» **WORK REQUIRED**
Write out the full listing exactly as given, minus the images.

>>>>

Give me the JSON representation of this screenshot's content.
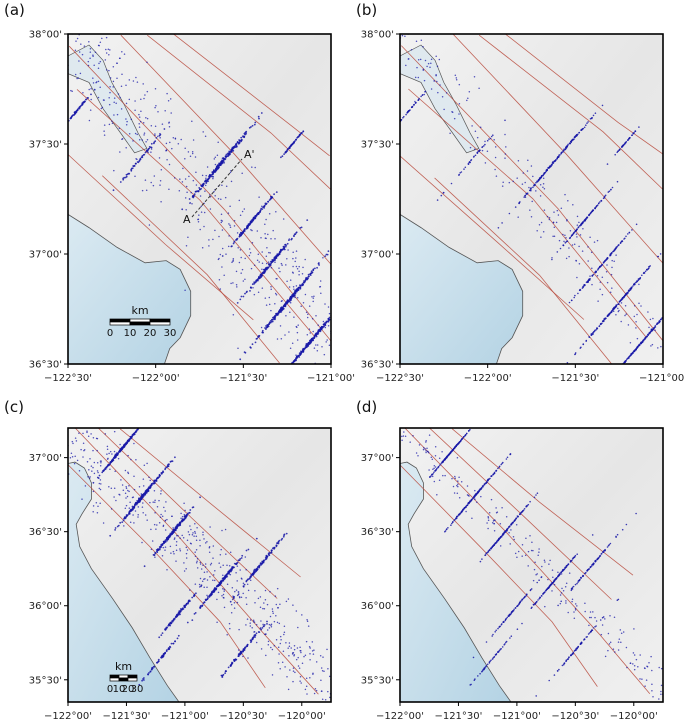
{
  "panels": [
    {
      "id": "a",
      "label": "(a)",
      "lon_range": [
        -122.5,
        -121.0
      ],
      "lat_range": [
        36.5,
        38.0
      ],
      "x_ticks": [
        {
          "value": -122.5,
          "label": "−122°30'"
        },
        {
          "value": -122.0,
          "label": "−122°00'"
        },
        {
          "value": -121.5,
          "label": "−121°30'"
        },
        {
          "value": -121.0,
          "label": "−121°00'"
        }
      ],
      "y_ticks": [
        {
          "value": 38.0,
          "label": "38°00'"
        },
        {
          "value": 37.5,
          "label": "37°30'"
        },
        {
          "value": 37.0,
          "label": "37°00'"
        },
        {
          "value": 36.5,
          "label": "36°30'"
        }
      ],
      "scalebar": {
        "title": "km",
        "labels": [
          "0",
          "10",
          "20",
          "30"
        ]
      },
      "cross_section": {
        "start_label": "A",
        "end_label": "A'"
      },
      "seismicity": "diffuse"
    },
    {
      "id": "b",
      "label": "(b)",
      "lon_range": [
        -122.5,
        -121.0
      ],
      "lat_range": [
        36.5,
        38.0
      ],
      "x_ticks": [
        {
          "value": -122.5,
          "label": "−122°30'"
        },
        {
          "value": -122.0,
          "label": "−122°00'"
        },
        {
          "value": -121.5,
          "label": "−121°30'"
        },
        {
          "value": -121.0,
          "label": "−121°00'"
        }
      ],
      "y_ticks": [
        {
          "value": 38.0,
          "label": "38°00'"
        },
        {
          "value": 37.5,
          "label": "37°30'"
        },
        {
          "value": 37.0,
          "label": "37°00'"
        },
        {
          "value": 36.5,
          "label": "36°30'"
        }
      ],
      "seismicity": "relocated"
    },
    {
      "id": "c",
      "label": "(c)",
      "lon_range": [
        -122.0,
        -119.75
      ],
      "lat_range": [
        35.35,
        37.2
      ],
      "x_ticks": [
        {
          "value": -122.0,
          "label": "−122°00'"
        },
        {
          "value": -121.5,
          "label": "−121°30'"
        },
        {
          "value": -121.0,
          "label": "−121°00'"
        },
        {
          "value": -120.5,
          "label": "−120°30'"
        },
        {
          "value": -120.0,
          "label": "−120°00'"
        }
      ],
      "y_ticks": [
        {
          "value": 37.0,
          "label": "37°00'"
        },
        {
          "value": 36.5,
          "label": "36°30'"
        },
        {
          "value": 36.0,
          "label": "36°00'"
        },
        {
          "value": 35.5,
          "label": "35°30'"
        }
      ],
      "scalebar": {
        "title": "km",
        "labels": [
          "0",
          "10",
          "20",
          "30"
        ]
      },
      "seismicity": "diffuse"
    },
    {
      "id": "d",
      "label": "(d)",
      "lon_range": [
        -122.0,
        -119.75
      ],
      "lat_range": [
        35.35,
        37.2
      ],
      "x_ticks": [
        {
          "value": -122.0,
          "label": "−122°00'"
        },
        {
          "value": -121.5,
          "label": "−121°30'"
        },
        {
          "value": -121.0,
          "label": "−121°00'"
        },
        {
          "value": -120.5,
          "label": "−120°30'"
        },
        {
          "value": -120.0,
          "label": "−120°00'"
        }
      ],
      "y_ticks": [
        {
          "value": 37.0,
          "label": "37°00'"
        },
        {
          "value": 36.5,
          "label": "36°30'"
        },
        {
          "value": 36.0,
          "label": "36°00'"
        },
        {
          "value": 35.5,
          "label": "35°30'"
        }
      ],
      "seismicity": "relocated"
    }
  ],
  "colors": {
    "land": "#eeeeee",
    "ocean": "#c9e0ec",
    "ocean_deep": "#b4d3e4",
    "coast": "#555555",
    "faults": "#b84a3c",
    "events": "#1a1aa8",
    "frame": "#000000"
  },
  "icons": {
    "faults": "fault-trace-lines",
    "events": "earthquake-dot"
  }
}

<<<<

» **FULL RESPONSE**
Give me the JSON representation of this screenshot's content.
{
  "panels": [
    {
      "id": "a",
      "label": "(a)",
      "lon_range": [
        -122.5,
        -121.0
      ],
      "lat_range": [
        36.5,
        38.0
      ],
      "x_ticks": [
        {
          "value": -122.5,
          "label": "−122°30'"
        },
        {
          "value": -122.0,
          "label": "−122°00'"
        },
        {
          "value": -121.5,
          "label": "−121°30'"
        },
        {
          "value": -121.0,
          "label": "−121°00'"
        }
      ],
      "y_ticks": [
        {
          "value": 38.0,
          "label": "38°00'"
        },
        {
          "value": 37.5,
          "label": "37°30'"
        },
        {
          "value": 37.0,
          "label": "37°00'"
        },
        {
          "value": 36.5,
          "label": "36°30'"
        }
      ],
      "scalebar": {
        "title": "km",
        "labels": [
          "0",
          "10",
          "20",
          "30"
        ]
      },
      "cross_section": {
        "start_label": "A",
        "end_label": "A'"
      },
      "seismicity": "diffuse"
    },
    {
      "id": "b",
      "label": "(b)",
      "lon_range": [
        -122.5,
        -121.0
      ],
      "lat_range": [
        36.5,
        38.0
      ],
      "x_ticks": [
        {
          "value": -122.5,
          "label": "−122°30'"
        },
        {
          "value": -122.0,
          "label": "−122°00'"
        },
        {
          "value": -121.5,
          "label": "−121°30'"
        },
        {
          "value": -121.0,
          "label": "−121°00'"
        }
      ],
      "y_ticks": [
        {
          "value": 38.0,
          "label": "38°00'"
        },
        {
          "value": 37.5,
          "label": "37°30'"
        },
        {
          "value": 37.0,
          "label": "37°00'"
        },
        {
          "value": 36.5,
          "label": "36°30'"
        }
      ],
      "seismicity": "relocated"
    },
    {
      "id": "c",
      "label": "(c)",
      "lon_range": [
        -122.0,
        -119.75
      ],
      "lat_range": [
        35.35,
        37.2
      ],
      "x_ticks": [
        {
          "value": -122.0,
          "label": "−122°00'"
        },
        {
          "value": -121.5,
          "label": "−121°30'"
        },
        {
          "value": -121.0,
          "label": "−121°00'"
        },
        {
          "value": -120.5,
          "label": "−120°30'"
        },
        {
          "value": -120.0,
          "label": "−120°00'"
        }
      ],
      "y_ticks": [
        {
          "value": 37.0,
          "label": "37°00'"
        },
        {
          "value": 36.5,
          "label": "36°30'"
        },
        {
          "value": 36.0,
          "label": "36°00'"
        },
        {
          "value": 35.5,
          "label": "35°30'"
        }
      ],
      "scalebar": {
        "title": "km",
        "labels": [
          "0",
          "10",
          "20",
          "30"
        ]
      },
      "seismicity": "diffuse"
    },
    {
      "id": "d",
      "label": "(d)",
      "lon_range": [
        -122.0,
        -119.75
      ],
      "lat_range": [
        35.35,
        37.2
      ],
      "x_ticks": [
        {
          "value": -122.0,
          "label": "−122°00'"
        },
        {
          "value": -121.5,
          "label": "−121°30'"
        },
        {
          "value": -121.0,
          "label": "−121°00'"
        },
        {
          "value": -120.5,
          "label": "−120°30'"
        },
        {
          "value": -120.0,
          "label": "−120°00'"
        }
      ],
      "y_ticks": [
        {
          "value": 37.0,
          "label": "37°00'"
        },
        {
          "value": 36.5,
          "label": "36°30'"
        },
        {
          "value": 36.0,
          "label": "36°00'"
        },
        {
          "value": 35.5,
          "label": "35°30'"
        }
      ],
      "seismicity": "relocated"
    }
  ],
  "colors": {
    "land": "#eeeeee",
    "ocean": "#c9e0ec",
    "ocean_deep": "#b4d3e4",
    "coast": "#555555",
    "faults": "#b84a3c",
    "events": "#1a1aa8",
    "frame": "#000000"
  },
  "icons": {
    "faults": "fault-trace-lines",
    "events": "earthquake-dot"
  }
}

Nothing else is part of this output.